Exercise objective
Report all lines holding "JSON".

═══ Dataset entries

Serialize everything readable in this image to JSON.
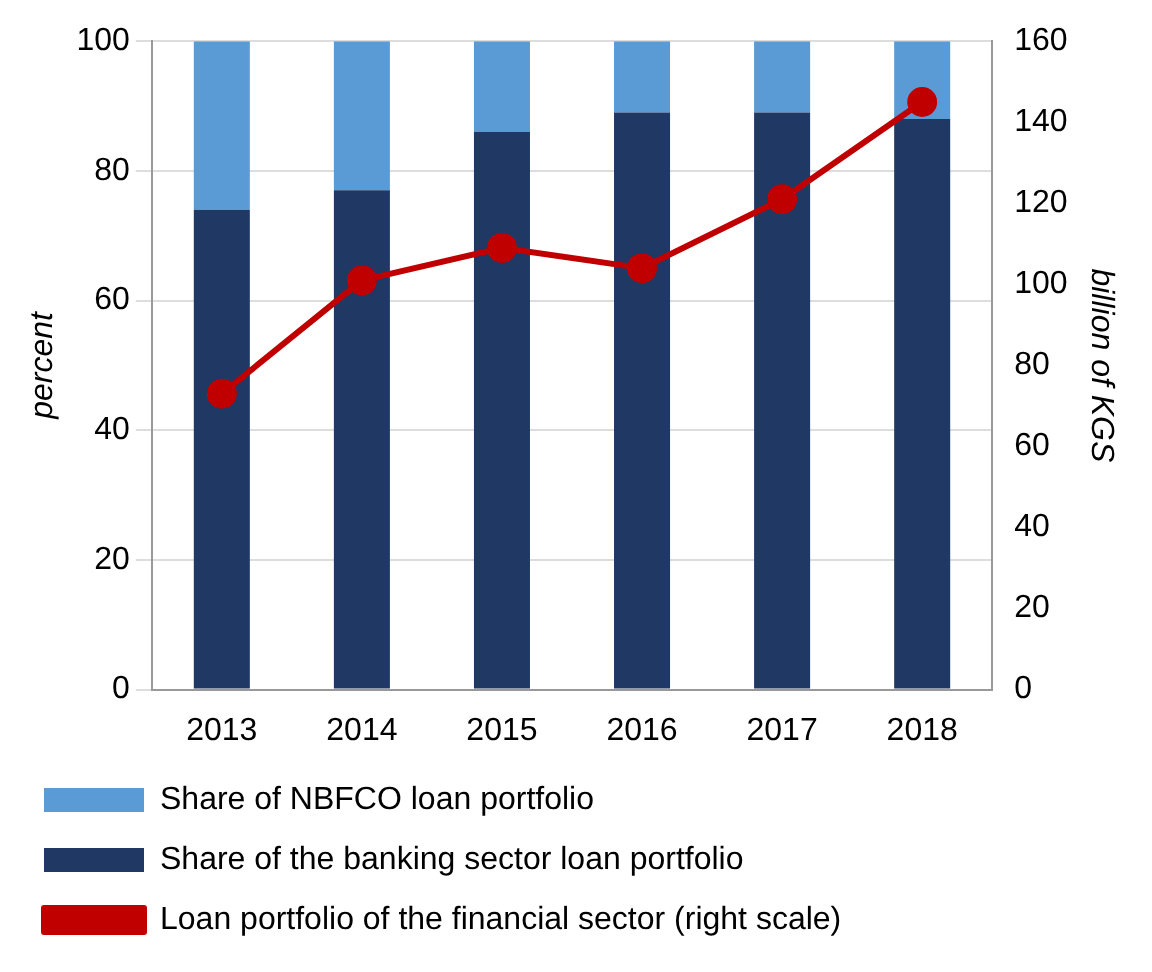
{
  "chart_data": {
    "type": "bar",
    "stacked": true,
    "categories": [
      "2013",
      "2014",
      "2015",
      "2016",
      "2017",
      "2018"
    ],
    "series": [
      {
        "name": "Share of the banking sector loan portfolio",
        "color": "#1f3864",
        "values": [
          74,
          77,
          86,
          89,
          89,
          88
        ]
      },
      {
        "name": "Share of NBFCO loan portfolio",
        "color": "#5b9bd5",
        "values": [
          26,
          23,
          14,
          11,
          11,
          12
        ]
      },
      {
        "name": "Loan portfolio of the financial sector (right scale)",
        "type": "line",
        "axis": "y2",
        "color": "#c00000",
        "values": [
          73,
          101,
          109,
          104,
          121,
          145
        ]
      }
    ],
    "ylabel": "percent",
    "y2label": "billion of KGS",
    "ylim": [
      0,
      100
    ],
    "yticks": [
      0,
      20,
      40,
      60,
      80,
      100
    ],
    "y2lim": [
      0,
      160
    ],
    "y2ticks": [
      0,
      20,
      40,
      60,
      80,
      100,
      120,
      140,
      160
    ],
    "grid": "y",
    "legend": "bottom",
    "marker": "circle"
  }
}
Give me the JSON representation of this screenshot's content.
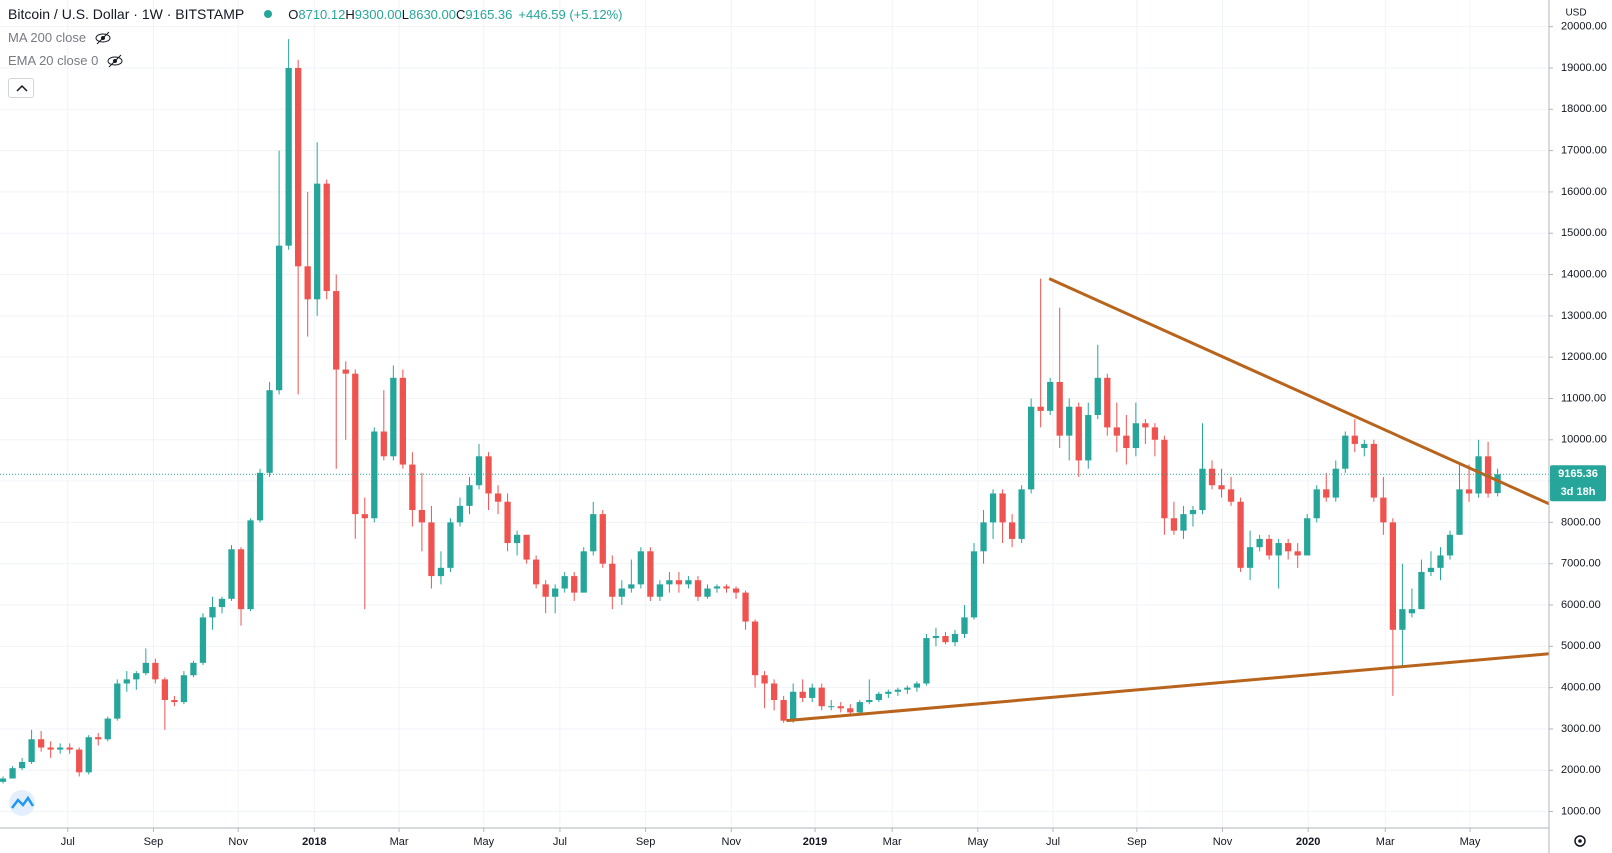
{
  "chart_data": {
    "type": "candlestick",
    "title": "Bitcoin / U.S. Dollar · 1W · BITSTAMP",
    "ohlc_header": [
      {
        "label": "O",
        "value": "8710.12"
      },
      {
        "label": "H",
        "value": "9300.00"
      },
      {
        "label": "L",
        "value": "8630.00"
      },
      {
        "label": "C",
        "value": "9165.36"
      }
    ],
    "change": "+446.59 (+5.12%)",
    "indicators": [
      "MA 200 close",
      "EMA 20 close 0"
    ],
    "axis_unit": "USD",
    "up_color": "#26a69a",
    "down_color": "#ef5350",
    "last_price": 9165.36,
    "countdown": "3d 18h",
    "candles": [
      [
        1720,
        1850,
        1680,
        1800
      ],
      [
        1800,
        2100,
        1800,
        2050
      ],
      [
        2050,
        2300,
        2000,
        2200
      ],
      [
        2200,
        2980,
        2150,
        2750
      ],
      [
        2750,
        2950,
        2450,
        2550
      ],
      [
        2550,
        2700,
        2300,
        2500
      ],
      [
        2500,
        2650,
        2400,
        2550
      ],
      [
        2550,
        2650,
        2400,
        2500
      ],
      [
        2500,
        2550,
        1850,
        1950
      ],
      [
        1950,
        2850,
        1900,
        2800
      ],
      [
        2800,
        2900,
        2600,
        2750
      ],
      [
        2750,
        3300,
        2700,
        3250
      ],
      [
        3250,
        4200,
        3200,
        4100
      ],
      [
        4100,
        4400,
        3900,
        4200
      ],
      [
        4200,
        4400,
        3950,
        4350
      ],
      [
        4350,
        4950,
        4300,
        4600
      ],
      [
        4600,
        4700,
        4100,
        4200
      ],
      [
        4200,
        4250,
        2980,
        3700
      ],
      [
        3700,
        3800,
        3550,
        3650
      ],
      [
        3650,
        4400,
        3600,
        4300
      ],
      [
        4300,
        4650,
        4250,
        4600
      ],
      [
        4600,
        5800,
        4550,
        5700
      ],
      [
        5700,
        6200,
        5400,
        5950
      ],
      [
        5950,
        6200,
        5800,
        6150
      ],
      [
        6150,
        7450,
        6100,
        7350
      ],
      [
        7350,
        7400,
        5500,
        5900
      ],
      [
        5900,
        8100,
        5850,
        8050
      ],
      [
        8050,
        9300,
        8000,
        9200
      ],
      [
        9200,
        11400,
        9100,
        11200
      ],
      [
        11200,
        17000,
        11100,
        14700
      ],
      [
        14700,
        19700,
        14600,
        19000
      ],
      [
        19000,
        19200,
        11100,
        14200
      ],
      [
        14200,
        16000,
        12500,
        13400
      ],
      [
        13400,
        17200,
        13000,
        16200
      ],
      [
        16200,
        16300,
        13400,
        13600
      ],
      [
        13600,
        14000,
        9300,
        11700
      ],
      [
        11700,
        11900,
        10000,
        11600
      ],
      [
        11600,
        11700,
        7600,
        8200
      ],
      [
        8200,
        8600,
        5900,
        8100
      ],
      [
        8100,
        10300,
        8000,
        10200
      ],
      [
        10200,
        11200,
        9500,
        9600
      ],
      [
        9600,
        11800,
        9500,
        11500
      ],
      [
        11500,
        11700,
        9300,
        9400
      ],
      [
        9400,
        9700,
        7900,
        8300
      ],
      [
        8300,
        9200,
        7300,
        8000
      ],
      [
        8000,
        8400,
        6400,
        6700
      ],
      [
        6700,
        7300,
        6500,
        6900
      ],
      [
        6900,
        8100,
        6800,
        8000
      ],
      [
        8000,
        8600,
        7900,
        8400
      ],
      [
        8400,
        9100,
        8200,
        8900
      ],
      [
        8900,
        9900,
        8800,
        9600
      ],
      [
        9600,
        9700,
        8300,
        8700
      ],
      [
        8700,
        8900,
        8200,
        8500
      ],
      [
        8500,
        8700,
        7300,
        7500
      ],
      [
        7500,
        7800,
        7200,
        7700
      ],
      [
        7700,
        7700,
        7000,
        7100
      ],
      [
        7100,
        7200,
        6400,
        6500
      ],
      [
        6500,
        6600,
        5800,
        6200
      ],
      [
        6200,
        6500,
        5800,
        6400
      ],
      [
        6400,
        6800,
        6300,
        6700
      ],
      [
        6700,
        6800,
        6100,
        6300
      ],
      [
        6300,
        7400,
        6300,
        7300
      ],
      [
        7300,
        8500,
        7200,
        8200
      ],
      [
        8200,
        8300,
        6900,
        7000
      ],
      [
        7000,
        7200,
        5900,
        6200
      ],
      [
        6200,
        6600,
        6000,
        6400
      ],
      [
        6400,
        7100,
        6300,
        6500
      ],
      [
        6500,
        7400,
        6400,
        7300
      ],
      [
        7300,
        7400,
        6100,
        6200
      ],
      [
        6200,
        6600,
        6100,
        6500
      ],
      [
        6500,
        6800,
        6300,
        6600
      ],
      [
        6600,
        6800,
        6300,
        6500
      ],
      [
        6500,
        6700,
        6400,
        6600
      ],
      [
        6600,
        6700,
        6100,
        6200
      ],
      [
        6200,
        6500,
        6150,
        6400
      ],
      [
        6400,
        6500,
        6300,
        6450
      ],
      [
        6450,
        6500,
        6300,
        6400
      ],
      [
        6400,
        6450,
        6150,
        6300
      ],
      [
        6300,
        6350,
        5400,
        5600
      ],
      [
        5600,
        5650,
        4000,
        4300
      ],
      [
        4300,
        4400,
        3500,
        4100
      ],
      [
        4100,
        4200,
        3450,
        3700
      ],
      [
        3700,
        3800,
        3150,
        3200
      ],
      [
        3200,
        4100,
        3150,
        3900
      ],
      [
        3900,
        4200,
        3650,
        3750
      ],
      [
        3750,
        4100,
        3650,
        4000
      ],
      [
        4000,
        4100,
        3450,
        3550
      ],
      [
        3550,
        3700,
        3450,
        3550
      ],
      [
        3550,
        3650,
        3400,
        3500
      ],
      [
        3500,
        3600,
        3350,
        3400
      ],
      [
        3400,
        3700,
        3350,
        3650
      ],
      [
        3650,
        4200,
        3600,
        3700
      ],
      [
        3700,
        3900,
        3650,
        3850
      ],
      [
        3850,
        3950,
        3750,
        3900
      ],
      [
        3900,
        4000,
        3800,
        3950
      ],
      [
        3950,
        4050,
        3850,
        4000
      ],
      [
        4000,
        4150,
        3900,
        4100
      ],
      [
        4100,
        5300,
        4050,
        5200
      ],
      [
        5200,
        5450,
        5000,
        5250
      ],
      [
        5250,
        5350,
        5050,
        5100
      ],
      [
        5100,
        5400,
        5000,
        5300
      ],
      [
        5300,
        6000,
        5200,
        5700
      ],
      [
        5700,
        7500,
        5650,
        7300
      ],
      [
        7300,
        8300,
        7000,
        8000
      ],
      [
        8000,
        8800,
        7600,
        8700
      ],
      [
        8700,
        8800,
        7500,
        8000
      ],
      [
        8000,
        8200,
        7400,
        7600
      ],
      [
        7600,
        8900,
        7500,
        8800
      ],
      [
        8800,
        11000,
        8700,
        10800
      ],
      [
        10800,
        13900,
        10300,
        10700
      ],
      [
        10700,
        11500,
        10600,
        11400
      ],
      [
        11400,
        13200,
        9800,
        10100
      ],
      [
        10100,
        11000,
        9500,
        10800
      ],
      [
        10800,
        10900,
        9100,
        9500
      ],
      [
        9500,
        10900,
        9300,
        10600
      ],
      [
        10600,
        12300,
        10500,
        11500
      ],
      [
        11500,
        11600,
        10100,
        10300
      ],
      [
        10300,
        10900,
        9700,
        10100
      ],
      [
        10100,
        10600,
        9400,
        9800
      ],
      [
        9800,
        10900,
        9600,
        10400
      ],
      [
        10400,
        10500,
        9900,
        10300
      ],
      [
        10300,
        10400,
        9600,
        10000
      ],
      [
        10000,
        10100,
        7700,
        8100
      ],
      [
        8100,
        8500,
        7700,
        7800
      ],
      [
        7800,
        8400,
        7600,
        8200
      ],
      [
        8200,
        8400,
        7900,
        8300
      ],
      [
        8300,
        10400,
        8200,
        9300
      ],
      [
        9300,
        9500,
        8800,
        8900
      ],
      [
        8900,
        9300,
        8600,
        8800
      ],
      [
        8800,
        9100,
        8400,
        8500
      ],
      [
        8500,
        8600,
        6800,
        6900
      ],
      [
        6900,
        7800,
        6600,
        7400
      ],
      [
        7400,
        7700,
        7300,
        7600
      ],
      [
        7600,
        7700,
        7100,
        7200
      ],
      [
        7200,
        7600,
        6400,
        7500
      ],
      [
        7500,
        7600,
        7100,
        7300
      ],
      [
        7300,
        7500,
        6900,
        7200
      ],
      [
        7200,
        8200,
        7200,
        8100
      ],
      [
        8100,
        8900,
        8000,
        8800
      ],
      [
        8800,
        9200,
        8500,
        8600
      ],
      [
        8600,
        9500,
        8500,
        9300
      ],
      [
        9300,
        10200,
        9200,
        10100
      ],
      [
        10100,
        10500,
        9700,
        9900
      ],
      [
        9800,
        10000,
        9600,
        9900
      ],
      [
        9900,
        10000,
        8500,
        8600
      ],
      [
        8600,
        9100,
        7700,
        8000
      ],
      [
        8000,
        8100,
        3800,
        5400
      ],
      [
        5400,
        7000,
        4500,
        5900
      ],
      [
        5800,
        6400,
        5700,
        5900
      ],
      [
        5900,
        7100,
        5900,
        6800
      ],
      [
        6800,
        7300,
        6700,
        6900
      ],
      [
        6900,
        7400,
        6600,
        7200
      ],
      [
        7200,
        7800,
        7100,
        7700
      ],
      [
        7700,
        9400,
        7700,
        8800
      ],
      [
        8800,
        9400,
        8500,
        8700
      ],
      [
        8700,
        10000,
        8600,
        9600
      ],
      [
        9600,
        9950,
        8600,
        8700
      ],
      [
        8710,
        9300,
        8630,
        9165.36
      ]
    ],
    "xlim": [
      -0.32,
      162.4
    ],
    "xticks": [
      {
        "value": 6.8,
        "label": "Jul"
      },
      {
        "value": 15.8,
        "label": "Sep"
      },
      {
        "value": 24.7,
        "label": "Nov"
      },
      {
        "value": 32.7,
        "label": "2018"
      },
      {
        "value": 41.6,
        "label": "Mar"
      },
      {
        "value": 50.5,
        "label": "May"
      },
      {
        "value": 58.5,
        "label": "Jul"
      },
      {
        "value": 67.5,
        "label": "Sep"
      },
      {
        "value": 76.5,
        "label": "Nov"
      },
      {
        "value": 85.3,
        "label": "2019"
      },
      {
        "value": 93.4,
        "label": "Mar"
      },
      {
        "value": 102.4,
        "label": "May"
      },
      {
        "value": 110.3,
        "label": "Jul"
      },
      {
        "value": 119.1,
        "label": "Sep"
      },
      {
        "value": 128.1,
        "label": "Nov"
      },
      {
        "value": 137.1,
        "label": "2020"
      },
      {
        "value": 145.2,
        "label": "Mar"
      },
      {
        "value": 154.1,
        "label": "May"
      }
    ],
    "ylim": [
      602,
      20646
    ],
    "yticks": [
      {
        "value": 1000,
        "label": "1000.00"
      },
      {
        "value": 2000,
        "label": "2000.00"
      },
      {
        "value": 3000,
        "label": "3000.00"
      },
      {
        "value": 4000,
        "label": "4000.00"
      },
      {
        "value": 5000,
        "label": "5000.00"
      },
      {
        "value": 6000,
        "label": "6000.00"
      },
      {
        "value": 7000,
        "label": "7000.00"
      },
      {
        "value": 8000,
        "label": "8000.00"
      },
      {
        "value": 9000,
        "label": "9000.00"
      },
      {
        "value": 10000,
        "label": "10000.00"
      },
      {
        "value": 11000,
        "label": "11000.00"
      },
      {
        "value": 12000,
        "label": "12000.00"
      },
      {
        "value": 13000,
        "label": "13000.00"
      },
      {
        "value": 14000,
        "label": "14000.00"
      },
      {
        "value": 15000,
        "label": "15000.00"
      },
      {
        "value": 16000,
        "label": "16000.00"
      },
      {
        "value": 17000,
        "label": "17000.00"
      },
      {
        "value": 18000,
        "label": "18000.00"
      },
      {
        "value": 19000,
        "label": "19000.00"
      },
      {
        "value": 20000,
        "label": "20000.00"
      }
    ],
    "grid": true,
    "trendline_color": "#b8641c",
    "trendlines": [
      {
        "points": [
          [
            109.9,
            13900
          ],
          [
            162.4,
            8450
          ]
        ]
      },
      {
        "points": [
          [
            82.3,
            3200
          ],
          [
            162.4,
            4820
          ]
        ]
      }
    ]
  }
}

══════

Answer for the task
Serialize everything readable in this image to JSON.
Give me the JSON representation of this screenshot's content.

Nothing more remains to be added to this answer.